**EXERCISE INSTRUCTIONS:**
Filter the data below for the string "Softpedia" and copy each matching line.
— begin AVAILABLE RECORDS —
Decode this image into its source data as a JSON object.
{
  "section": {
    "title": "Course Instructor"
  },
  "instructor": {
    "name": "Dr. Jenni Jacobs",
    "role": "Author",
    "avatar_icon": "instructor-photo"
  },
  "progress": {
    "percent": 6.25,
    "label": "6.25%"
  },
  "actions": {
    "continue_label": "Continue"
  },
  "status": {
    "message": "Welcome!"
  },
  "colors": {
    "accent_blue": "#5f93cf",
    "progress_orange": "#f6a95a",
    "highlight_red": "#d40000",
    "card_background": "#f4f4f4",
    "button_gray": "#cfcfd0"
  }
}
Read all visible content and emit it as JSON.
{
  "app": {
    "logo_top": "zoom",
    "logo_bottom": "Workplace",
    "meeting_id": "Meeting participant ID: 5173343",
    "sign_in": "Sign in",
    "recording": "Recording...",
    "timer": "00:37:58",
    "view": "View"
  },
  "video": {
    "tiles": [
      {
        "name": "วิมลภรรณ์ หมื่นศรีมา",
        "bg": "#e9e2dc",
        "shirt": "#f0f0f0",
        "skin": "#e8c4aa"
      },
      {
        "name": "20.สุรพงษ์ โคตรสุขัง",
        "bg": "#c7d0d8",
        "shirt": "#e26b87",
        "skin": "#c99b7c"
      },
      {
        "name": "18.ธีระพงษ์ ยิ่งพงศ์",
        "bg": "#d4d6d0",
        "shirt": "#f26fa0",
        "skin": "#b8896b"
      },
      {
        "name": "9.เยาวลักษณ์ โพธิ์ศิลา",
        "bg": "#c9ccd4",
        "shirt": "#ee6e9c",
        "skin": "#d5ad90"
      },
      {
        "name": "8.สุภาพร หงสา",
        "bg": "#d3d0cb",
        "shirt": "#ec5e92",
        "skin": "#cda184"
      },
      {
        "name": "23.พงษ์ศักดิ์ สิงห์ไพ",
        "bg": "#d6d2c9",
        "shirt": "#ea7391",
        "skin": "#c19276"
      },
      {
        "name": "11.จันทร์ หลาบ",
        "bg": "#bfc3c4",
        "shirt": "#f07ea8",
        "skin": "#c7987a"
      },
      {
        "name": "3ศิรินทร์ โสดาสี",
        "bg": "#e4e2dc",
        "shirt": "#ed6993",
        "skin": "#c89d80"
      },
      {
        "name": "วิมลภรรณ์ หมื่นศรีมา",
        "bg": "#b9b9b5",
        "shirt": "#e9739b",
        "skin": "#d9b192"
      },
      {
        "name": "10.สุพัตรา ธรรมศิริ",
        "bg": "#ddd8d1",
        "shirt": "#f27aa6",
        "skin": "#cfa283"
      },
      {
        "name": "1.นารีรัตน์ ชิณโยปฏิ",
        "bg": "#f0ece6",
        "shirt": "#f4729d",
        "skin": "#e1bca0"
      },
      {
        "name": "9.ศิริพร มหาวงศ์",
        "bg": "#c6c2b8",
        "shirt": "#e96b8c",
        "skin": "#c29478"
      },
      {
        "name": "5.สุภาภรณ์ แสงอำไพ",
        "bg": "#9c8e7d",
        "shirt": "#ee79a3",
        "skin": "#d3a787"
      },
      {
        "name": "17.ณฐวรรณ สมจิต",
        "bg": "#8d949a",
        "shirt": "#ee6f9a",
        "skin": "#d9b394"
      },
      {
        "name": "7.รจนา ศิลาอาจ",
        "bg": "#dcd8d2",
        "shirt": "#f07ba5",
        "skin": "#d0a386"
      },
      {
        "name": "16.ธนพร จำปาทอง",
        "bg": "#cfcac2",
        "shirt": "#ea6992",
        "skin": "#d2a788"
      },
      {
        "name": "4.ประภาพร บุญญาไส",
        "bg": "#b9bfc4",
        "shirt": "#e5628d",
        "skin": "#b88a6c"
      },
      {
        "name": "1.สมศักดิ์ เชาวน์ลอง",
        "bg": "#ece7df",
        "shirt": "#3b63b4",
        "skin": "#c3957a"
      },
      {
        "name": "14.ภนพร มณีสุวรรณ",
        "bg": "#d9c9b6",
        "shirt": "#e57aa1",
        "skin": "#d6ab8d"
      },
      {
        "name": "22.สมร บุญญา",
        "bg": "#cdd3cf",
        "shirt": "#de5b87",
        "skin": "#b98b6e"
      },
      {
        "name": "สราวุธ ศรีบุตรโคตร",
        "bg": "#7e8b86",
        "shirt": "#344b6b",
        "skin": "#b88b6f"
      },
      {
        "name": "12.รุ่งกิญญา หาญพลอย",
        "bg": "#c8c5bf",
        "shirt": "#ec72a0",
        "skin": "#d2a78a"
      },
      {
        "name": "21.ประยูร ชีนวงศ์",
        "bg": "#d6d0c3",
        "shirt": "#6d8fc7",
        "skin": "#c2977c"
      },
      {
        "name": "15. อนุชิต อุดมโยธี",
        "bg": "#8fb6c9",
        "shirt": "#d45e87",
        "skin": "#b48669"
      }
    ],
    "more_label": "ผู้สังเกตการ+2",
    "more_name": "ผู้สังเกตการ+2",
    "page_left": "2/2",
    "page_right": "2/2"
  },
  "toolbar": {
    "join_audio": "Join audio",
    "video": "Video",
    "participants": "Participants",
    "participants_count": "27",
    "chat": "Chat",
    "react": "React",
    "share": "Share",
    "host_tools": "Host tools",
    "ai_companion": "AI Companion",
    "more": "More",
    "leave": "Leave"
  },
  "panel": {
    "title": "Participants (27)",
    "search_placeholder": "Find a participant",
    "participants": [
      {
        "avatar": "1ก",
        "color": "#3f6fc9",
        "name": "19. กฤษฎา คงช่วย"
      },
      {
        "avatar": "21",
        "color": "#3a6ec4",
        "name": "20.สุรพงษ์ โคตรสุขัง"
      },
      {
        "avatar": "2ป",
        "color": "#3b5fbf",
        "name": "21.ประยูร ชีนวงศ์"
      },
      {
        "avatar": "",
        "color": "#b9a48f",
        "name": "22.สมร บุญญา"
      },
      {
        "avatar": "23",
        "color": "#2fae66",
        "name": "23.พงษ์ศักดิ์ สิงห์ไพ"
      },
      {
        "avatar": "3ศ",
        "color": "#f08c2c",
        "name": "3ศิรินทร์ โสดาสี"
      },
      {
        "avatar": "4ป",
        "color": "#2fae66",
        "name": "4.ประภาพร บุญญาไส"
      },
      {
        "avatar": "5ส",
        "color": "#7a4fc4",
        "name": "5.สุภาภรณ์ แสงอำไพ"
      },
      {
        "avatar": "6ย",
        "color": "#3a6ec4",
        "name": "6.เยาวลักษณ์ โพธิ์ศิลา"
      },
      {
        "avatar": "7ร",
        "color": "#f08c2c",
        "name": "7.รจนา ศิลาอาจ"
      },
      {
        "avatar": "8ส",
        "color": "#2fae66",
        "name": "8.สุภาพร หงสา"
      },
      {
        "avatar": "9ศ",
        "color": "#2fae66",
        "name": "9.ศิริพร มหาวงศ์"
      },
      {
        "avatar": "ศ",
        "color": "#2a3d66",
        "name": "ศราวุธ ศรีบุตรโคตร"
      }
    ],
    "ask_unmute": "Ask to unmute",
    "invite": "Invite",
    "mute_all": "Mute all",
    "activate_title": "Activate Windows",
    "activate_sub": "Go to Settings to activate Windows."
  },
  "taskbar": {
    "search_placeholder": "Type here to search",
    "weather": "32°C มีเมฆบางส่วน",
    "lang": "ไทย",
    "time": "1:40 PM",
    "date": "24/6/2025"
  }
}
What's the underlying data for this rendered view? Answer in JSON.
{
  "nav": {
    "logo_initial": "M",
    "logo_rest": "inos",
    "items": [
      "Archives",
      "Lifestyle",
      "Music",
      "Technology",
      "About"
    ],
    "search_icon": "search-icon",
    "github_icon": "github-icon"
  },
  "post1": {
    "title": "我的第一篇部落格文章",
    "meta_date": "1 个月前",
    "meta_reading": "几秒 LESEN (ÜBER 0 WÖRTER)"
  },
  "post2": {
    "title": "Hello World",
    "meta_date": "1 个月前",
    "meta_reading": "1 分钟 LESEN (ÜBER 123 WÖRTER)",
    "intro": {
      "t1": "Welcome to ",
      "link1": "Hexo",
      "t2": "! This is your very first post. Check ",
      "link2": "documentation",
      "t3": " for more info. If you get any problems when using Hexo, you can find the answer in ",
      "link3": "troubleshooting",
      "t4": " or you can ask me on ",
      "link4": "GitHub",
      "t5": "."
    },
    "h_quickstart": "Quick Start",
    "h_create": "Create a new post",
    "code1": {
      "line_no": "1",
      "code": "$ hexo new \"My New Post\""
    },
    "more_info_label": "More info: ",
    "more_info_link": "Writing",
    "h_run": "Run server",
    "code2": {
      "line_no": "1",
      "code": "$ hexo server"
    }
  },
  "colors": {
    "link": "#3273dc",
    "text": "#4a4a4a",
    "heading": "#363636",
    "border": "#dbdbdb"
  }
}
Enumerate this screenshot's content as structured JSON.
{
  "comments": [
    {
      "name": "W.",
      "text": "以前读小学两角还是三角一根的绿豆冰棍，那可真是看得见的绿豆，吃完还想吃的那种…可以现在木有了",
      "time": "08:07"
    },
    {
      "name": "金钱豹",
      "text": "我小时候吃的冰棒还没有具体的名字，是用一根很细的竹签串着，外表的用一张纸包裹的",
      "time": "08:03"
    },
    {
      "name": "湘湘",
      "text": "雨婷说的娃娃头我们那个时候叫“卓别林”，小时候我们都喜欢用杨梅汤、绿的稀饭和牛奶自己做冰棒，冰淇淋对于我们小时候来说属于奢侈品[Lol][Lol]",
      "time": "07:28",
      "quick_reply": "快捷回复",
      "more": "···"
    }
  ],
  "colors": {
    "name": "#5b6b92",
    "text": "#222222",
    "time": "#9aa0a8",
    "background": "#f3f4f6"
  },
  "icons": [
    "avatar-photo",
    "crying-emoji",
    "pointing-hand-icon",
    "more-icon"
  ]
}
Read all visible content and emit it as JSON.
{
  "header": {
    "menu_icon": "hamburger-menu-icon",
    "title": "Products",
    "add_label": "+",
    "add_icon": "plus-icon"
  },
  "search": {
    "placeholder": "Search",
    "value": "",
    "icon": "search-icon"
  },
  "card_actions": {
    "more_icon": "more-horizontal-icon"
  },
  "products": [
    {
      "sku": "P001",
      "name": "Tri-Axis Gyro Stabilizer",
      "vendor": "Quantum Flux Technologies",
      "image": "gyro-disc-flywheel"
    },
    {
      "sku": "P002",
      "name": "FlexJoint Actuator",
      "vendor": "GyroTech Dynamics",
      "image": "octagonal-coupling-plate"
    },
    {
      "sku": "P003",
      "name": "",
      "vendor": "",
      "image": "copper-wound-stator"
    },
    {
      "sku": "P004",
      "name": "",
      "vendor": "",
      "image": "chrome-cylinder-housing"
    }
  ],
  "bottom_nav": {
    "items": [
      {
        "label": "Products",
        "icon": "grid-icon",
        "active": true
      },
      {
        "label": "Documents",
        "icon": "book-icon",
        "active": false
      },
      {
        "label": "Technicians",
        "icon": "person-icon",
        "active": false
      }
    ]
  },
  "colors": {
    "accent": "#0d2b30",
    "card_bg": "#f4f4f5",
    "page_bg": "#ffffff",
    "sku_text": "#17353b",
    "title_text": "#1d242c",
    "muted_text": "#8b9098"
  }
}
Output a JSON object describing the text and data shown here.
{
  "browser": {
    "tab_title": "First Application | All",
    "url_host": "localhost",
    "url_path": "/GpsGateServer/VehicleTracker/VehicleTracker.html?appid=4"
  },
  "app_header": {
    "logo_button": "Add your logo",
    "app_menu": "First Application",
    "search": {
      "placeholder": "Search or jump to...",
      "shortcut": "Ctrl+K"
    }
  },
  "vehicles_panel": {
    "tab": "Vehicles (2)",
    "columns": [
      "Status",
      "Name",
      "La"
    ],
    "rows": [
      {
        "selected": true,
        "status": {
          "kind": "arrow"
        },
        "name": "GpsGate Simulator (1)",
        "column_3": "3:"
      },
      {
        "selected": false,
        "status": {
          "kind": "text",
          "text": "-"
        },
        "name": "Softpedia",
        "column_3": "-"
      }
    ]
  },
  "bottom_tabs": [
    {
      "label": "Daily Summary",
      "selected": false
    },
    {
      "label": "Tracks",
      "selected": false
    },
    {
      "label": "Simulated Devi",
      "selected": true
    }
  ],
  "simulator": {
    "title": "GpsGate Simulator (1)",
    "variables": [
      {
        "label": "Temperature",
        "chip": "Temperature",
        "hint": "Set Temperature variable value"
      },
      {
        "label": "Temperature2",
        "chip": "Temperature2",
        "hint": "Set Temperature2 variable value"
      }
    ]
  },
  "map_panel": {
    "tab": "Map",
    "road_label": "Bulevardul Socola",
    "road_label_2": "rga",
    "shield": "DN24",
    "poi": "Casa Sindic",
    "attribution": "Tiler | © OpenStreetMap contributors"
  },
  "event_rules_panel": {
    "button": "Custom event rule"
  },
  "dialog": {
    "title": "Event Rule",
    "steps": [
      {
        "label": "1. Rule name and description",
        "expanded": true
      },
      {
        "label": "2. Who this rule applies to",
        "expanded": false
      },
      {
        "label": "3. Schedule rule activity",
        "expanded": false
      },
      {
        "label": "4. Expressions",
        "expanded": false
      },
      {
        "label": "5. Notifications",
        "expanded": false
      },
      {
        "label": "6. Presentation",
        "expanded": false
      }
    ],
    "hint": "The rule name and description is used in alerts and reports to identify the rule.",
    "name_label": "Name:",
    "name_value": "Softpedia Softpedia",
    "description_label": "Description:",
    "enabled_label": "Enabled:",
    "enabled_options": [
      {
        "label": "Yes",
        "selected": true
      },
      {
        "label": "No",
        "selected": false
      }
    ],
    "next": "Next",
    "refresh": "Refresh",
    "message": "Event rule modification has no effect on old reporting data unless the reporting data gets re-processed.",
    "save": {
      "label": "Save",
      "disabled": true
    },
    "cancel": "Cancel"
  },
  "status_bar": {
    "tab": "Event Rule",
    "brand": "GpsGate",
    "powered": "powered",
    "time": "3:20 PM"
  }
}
— end AVAILABLE RECORDS —
**EXERCISE RESPONSE:**
        "name": "Softpedia",
    "name_value": "Softpedia Softpedia",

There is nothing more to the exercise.